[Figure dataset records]

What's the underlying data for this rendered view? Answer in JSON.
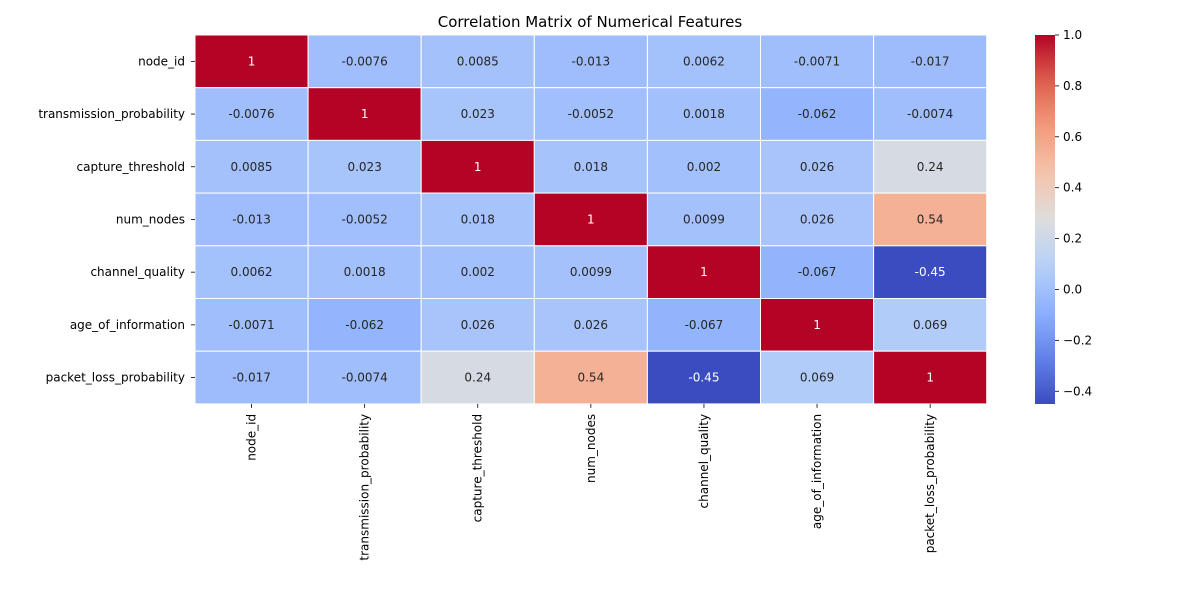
{
  "chart_data": {
    "type": "heatmap",
    "title": "Correlation Matrix of Numerical Features",
    "colormap": "coolwarm",
    "row_labels": [
      "node_id",
      "transmission_probability",
      "capture_threshold",
      "num_nodes",
      "channel_quality",
      "age_of_information",
      "packet_loss_probability"
    ],
    "col_labels": [
      "node_id",
      "transmission_probability",
      "capture_threshold",
      "num_nodes",
      "channel_quality",
      "age_of_information",
      "packet_loss_probability"
    ],
    "values": [
      [
        1,
        -0.0076,
        0.0085,
        -0.013,
        0.0062,
        -0.0071,
        -0.017
      ],
      [
        -0.0076,
        1,
        0.023,
        -0.0052,
        0.0018,
        -0.062,
        -0.0074
      ],
      [
        0.0085,
        0.023,
        1,
        0.018,
        0.002,
        0.026,
        0.24
      ],
      [
        -0.013,
        -0.0052,
        0.018,
        1,
        0.0099,
        0.026,
        0.54
      ],
      [
        0.0062,
        0.0018,
        0.002,
        0.0099,
        1,
        -0.067,
        -0.45
      ],
      [
        -0.0071,
        -0.062,
        0.026,
        0.026,
        -0.067,
        1,
        0.069
      ],
      [
        -0.017,
        -0.0074,
        0.24,
        0.54,
        -0.45,
        0.069,
        1
      ]
    ],
    "cell_text": [
      [
        "1",
        "-0.0076",
        "0.0085",
        "-0.013",
        "0.0062",
        "-0.0071",
        "-0.017"
      ],
      [
        "-0.0076",
        "1",
        "0.023",
        "-0.0052",
        "0.0018",
        "-0.062",
        "-0.0074"
      ],
      [
        "0.0085",
        "0.023",
        "1",
        "0.018",
        "0.002",
        "0.026",
        "0.24"
      ],
      [
        "-0.013",
        "-0.0052",
        "0.018",
        "1",
        "0.0099",
        "0.026",
        "0.54"
      ],
      [
        "0.0062",
        "0.0018",
        "0.002",
        "0.0099",
        "1",
        "-0.067",
        "-0.45"
      ],
      [
        "-0.0071",
        "-0.062",
        "0.026",
        "0.026",
        "-0.067",
        "1",
        "0.069"
      ],
      [
        "-0.017",
        "-0.0074",
        "0.24",
        "0.54",
        "-0.45",
        "0.069",
        "1"
      ]
    ],
    "colorbar": {
      "range": [
        -0.45,
        1.0
      ],
      "ticks": [
        -0.4,
        -0.2,
        0.0,
        0.2,
        0.4,
        0.6,
        0.8,
        1.0
      ],
      "tick_labels": [
        "−0.4",
        "−0.2",
        "0.0",
        "0.2",
        "0.4",
        "0.6",
        "0.8",
        "1.0"
      ]
    }
  }
}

Goal of the exercise:
Leaving the pictures aside, transcribe the entire listing exactly.

Result:
What's the underlying data for this rendered view? Answer in JSON.
{
  "chart_data": {
    "type": "heatmap",
    "title": "Correlation Matrix of Numerical Features",
    "colormap": "coolwarm",
    "row_labels": [
      "node_id",
      "transmission_probability",
      "capture_threshold",
      "num_nodes",
      "channel_quality",
      "age_of_information",
      "packet_loss_probability"
    ],
    "col_labels": [
      "node_id",
      "transmission_probability",
      "capture_threshold",
      "num_nodes",
      "channel_quality",
      "age_of_information",
      "packet_loss_probability"
    ],
    "values": [
      [
        1,
        -0.0076,
        0.0085,
        -0.013,
        0.0062,
        -0.0071,
        -0.017
      ],
      [
        -0.0076,
        1,
        0.023,
        -0.0052,
        0.0018,
        -0.062,
        -0.0074
      ],
      [
        0.0085,
        0.023,
        1,
        0.018,
        0.002,
        0.026,
        0.24
      ],
      [
        -0.013,
        -0.0052,
        0.018,
        1,
        0.0099,
        0.026,
        0.54
      ],
      [
        0.0062,
        0.0018,
        0.002,
        0.0099,
        1,
        -0.067,
        -0.45
      ],
      [
        -0.0071,
        -0.062,
        0.026,
        0.026,
        -0.067,
        1,
        0.069
      ],
      [
        -0.017,
        -0.0074,
        0.24,
        0.54,
        -0.45,
        0.069,
        1
      ]
    ],
    "cell_text": [
      [
        "1",
        "-0.0076",
        "0.0085",
        "-0.013",
        "0.0062",
        "-0.0071",
        "-0.017"
      ],
      [
        "-0.0076",
        "1",
        "0.023",
        "-0.0052",
        "0.0018",
        "-0.062",
        "-0.0074"
      ],
      [
        "0.0085",
        "0.023",
        "1",
        "0.018",
        "0.002",
        "0.026",
        "0.24"
      ],
      [
        "-0.013",
        "-0.0052",
        "0.018",
        "1",
        "0.0099",
        "0.026",
        "0.54"
      ],
      [
        "0.0062",
        "0.0018",
        "0.002",
        "0.0099",
        "1",
        "-0.067",
        "-0.45"
      ],
      [
        "-0.0071",
        "-0.062",
        "0.026",
        "0.026",
        "-0.067",
        "1",
        "0.069"
      ],
      [
        "-0.017",
        "-0.0074",
        "0.24",
        "0.54",
        "-0.45",
        "0.069",
        "1"
      ]
    ],
    "colorbar": {
      "range": [
        -0.45,
        1.0
      ],
      "ticks": [
        -0.4,
        -0.2,
        0.0,
        0.2,
        0.4,
        0.6,
        0.8,
        1.0
      ],
      "tick_labels": [
        "−0.4",
        "−0.2",
        "0.0",
        "0.2",
        "0.4",
        "0.6",
        "0.8",
        "1.0"
      ]
    }
  }
}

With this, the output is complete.